§ Your instructions
Type out all the records word for word. Any pictures are to be left out.

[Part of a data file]
════

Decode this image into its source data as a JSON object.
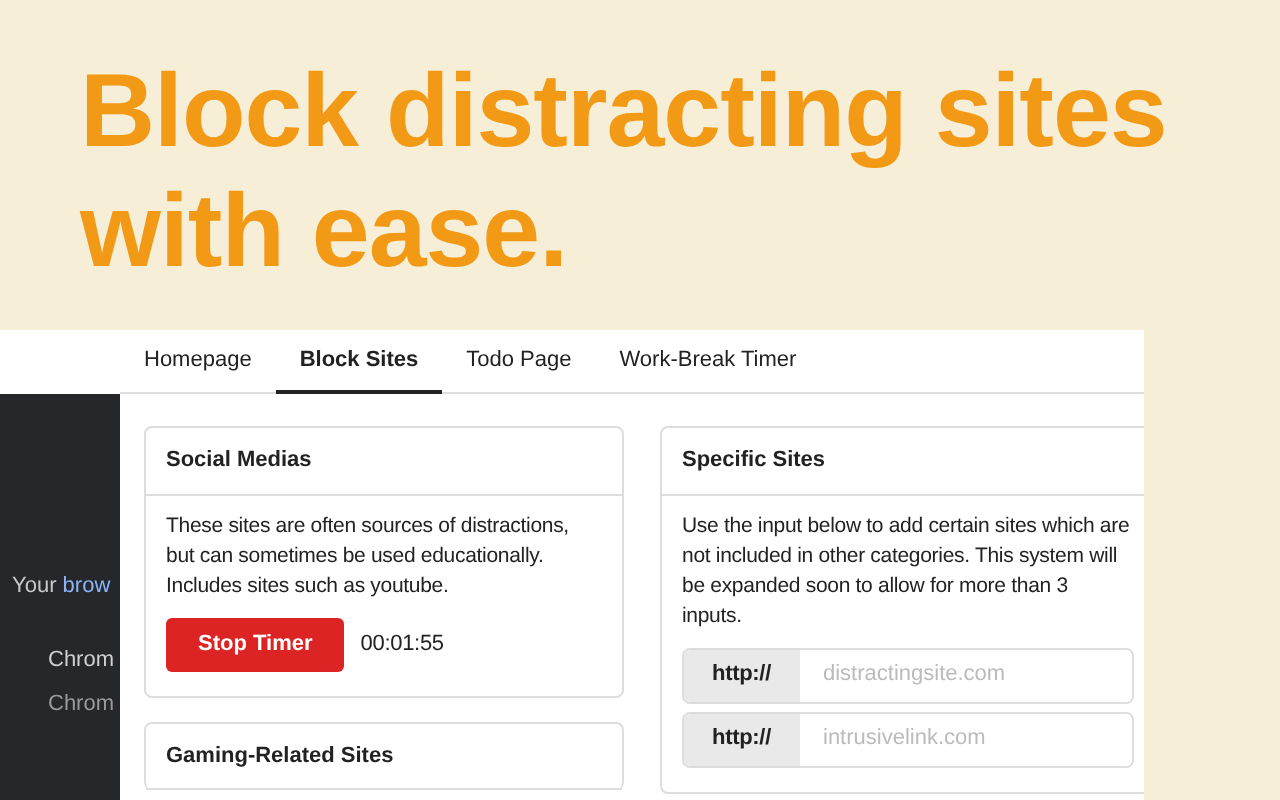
{
  "headline": "Block distracting sites with ease.",
  "background_window": {
    "notice_text": "Your ",
    "notice_link": "brow",
    "items": [
      {
        "title": "Chrom",
        "subtitle": "Chrom"
      }
    ]
  },
  "tabs": [
    {
      "label": "Homepage",
      "selected": false
    },
    {
      "label": "Block Sites",
      "selected": true
    },
    {
      "label": "Todo Page",
      "selected": false
    },
    {
      "label": "Work-Break Timer",
      "selected": false
    }
  ],
  "columns": [
    {
      "cards": [
        {
          "kind": "timer",
          "title": "Social Medias",
          "text": "These sites are often sources of distractions, but can sometimes be used educationally. Includes sites such as youtube.",
          "button": "Stop Timer",
          "time": "00:01:55"
        },
        {
          "kind": "header",
          "title": "Gaming-Related Sites"
        }
      ]
    },
    {
      "cards": [
        {
          "kind": "inputs",
          "title": "Specific Sites",
          "text": "Use the input below to add certain sites which are not included in other categories. This system will be expanded soon to allow for more than 3 inputs.",
          "inputs": [
            {
              "prefix": "http://",
              "placeholder": "distractingsite.com"
            },
            {
              "prefix": "http://",
              "placeholder": "intrusivelink.com"
            }
          ]
        }
      ]
    }
  ]
}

════

§ Response
Decode this image into its source data as a JSON object.
{
  "headline": "Block distracting sites with ease.",
  "background_window": {
    "notice_text": "Your ",
    "notice_link": "brow",
    "items": [
      {
        "title": "Chrom",
        "subtitle": "Chrom"
      }
    ]
  },
  "tabs": [
    {
      "label": "Homepage",
      "selected": false
    },
    {
      "label": "Block Sites",
      "selected": true
    },
    {
      "label": "Todo Page",
      "selected": false
    },
    {
      "label": "Work-Break Timer",
      "selected": false
    }
  ],
  "columns": [
    {
      "cards": [
        {
          "kind": "timer",
          "title": "Social Medias",
          "text": "These sites are often sources of distractions, but can sometimes be used educationally. Includes sites such as youtube.",
          "button": "Stop Timer",
          "time": "00:01:55"
        },
        {
          "kind": "header",
          "title": "Gaming-Related Sites"
        }
      ]
    },
    {
      "cards": [
        {
          "kind": "inputs",
          "title": "Specific Sites",
          "text": "Use the input below to add certain sites which are not included in other categories. This system will be expanded soon to allow for more than 3 inputs.",
          "inputs": [
            {
              "prefix": "http://",
              "placeholder": "distractingsite.com"
            },
            {
              "prefix": "http://",
              "placeholder": "intrusivelink.com"
            }
          ]
        }
      ]
    }
  ]
}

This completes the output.